* _Records for this task_
########################################

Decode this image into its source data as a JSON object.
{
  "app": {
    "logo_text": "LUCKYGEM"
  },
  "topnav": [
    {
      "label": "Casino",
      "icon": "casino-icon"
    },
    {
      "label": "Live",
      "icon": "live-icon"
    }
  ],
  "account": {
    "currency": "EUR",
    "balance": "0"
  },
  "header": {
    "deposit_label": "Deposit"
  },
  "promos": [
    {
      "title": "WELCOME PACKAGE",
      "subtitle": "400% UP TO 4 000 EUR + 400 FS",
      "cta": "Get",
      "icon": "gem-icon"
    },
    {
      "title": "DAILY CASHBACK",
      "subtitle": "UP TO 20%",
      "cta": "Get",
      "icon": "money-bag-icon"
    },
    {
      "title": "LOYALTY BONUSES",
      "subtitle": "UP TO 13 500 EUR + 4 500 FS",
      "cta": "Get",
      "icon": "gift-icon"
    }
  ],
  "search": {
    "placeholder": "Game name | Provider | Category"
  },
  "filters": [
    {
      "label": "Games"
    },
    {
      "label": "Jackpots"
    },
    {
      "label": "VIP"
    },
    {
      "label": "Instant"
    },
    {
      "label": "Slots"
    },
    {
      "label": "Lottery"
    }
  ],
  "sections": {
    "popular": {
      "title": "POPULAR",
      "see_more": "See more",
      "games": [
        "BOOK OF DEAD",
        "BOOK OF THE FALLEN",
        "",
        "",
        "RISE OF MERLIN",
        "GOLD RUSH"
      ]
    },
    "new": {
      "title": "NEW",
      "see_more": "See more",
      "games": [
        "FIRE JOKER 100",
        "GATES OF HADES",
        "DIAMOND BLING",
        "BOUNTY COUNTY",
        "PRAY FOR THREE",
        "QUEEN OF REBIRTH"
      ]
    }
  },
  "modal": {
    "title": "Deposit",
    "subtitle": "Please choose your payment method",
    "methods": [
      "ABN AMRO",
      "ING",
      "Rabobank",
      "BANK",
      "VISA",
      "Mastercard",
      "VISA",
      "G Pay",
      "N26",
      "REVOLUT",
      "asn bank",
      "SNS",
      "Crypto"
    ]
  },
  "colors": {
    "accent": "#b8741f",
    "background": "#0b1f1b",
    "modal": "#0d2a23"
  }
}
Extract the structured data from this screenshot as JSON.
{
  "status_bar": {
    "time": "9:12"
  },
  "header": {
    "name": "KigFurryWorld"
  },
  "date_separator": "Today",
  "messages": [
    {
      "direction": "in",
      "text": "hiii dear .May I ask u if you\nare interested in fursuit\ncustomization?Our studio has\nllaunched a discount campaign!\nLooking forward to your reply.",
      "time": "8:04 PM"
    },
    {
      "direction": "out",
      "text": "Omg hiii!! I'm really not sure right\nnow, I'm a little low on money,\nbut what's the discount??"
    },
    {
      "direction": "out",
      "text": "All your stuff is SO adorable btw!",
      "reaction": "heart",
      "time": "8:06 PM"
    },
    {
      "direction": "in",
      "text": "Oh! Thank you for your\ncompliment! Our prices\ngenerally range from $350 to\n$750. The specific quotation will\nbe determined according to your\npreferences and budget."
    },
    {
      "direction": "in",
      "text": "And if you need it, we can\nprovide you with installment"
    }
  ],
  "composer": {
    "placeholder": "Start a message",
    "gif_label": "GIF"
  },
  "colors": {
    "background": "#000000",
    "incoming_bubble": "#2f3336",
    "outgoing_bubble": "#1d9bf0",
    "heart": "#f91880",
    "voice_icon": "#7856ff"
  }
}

########################################

* _Exercise_
Above are the records; retype every one exactly.

* _Finished answer_
Decode this image into its source data as a JSON object.
{
  "app": {
    "logo_text": "LUCKYGEM"
  },
  "topnav": [
    {
      "label": "Casino",
      "icon": "casino-icon"
    },
    {
      "label": "Live",
      "icon": "live-icon"
    }
  ],
  "account": {
    "currency": "EUR",
    "balance": "0"
  },
  "header": {
    "deposit_label": "Deposit"
  },
  "promos": [
    {
      "title": "WELCOME PACKAGE",
      "subtitle": "400% UP TO 4 000 EUR + 400 FS",
      "cta": "Get",
      "icon": "gem-icon"
    },
    {
      "title": "DAILY CASHBACK",
      "subtitle": "UP TO 20%",
      "cta": "Get",
      "icon": "money-bag-icon"
    },
    {
      "title": "LOYALTY BONUSES",
      "subtitle": "UP TO 13 500 EUR + 4 500 FS",
      "cta": "Get",
      "icon": "gift-icon"
    }
  ],
  "search": {
    "placeholder": "Game name | Provider | Category"
  },
  "filters": [
    {
      "label": "Games"
    },
    {
      "label": "Jackpots"
    },
    {
      "label": "VIP"
    },
    {
      "label": "Instant"
    },
    {
      "label": "Slots"
    },
    {
      "label": "Lottery"
    }
  ],
  "sections": {
    "popular": {
      "title": "POPULAR",
      "see_more": "See more",
      "games": [
        "BOOK OF DEAD",
        "BOOK OF THE FALLEN",
        "",
        "",
        "RISE OF MERLIN",
        "GOLD RUSH"
      ]
    },
    "new": {
      "title": "NEW",
      "see_more": "See more",
      "games": [
        "FIRE JOKER 100",
        "GATES OF HADES",
        "DIAMOND BLING",
        "BOUNTY COUNTY",
        "PRAY FOR THREE",
        "QUEEN OF REBIRTH"
      ]
    }
  },
  "modal": {
    "title": "Deposit",
    "subtitle": "Please choose your payment method",
    "methods": [
      "ABN AMRO",
      "ING",
      "Rabobank",
      "BANK",
      "VISA",
      "Mastercard",
      "VISA",
      "G Pay",
      "N26",
      "REVOLUT",
      "asn bank",
      "SNS",
      "Crypto"
    ]
  },
  "colors": {
    "accent": "#b8741f",
    "background": "#0b1f1b",
    "modal": "#0d2a23"
  }
}
Extract the structured data from this screenshot as JSON.
{
  "status_bar": {
    "time": "9:12"
  },
  "header": {
    "name": "KigFurryWorld"
  },
  "date_separator": "Today",
  "messages": [
    {
      "direction": "in",
      "text": "hiii dear .May I ask u if you\nare interested in fursuit\ncustomization?Our studio has\nllaunched a discount campaign!\nLooking forward to your reply.",
      "time": "8:04 PM"
    },
    {
      "direction": "out",
      "text": "Omg hiii!! I'm really not sure right\nnow, I'm a little low on money,\nbut what's the discount??"
    },
    {
      "direction": "out",
      "text": "All your stuff is SO adorable btw!",
      "reaction": "heart",
      "time": "8:06 PM"
    },
    {
      "direction": "in",
      "text": "Oh! Thank you for your\ncompliment! Our prices\ngenerally range from $350 to\n$750. The specific quotation will\nbe determined according to your\npreferences and budget."
    },
    {
      "direction": "in",
      "text": "And if you need it, we can\nprovide you with installment"
    }
  ],
  "composer": {
    "placeholder": "Start a message",
    "gif_label": "GIF"
  },
  "colors": {
    "background": "#000000",
    "incoming_bubble": "#2f3336",
    "outgoing_bubble": "#1d9bf0",
    "heart": "#f91880",
    "voice_icon": "#7856ff"
  }
}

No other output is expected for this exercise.